Write out all of the entries exactly, please.

Data records
----------------------------------------

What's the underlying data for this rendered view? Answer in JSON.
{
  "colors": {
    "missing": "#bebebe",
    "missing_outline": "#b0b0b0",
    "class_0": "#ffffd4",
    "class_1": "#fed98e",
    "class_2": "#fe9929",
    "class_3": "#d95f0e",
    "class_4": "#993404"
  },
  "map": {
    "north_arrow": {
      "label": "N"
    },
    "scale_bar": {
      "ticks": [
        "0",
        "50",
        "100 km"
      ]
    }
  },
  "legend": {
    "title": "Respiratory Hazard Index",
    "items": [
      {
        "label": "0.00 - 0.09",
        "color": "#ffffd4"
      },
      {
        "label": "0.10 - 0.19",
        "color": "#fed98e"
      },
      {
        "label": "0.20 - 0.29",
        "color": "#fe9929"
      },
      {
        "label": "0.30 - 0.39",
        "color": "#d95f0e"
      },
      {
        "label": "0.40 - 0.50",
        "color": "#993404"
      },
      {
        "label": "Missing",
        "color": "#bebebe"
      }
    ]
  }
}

----------------------------------------

* Output of the task *
What's the underlying data for this rendered view? Answer in JSON.
{
  "colors": {
    "missing": "#bebebe",
    "missing_outline": "#b0b0b0",
    "class_0": "#ffffd4",
    "class_1": "#fed98e",
    "class_2": "#fe9929",
    "class_3": "#d95f0e",
    "class_4": "#993404"
  },
  "map": {
    "north_arrow": {
      "label": "N"
    },
    "scale_bar": {
      "ticks": [
        "0",
        "50",
        "100 km"
      ]
    }
  },
  "legend": {
    "title": "Respiratory Hazard Index",
    "items": [
      {
        "label": "0.00 - 0.09",
        "color": "#ffffd4"
      },
      {
        "label": "0.10 - 0.19",
        "color": "#fed98e"
      },
      {
        "label": "0.20 - 0.29",
        "color": "#fe9929"
      },
      {
        "label": "0.30 - 0.39",
        "color": "#d95f0e"
      },
      {
        "label": "0.40 - 0.50",
        "color": "#993404"
      },
      {
        "label": "Missing",
        "color": "#bebebe"
      }
    ]
  }
}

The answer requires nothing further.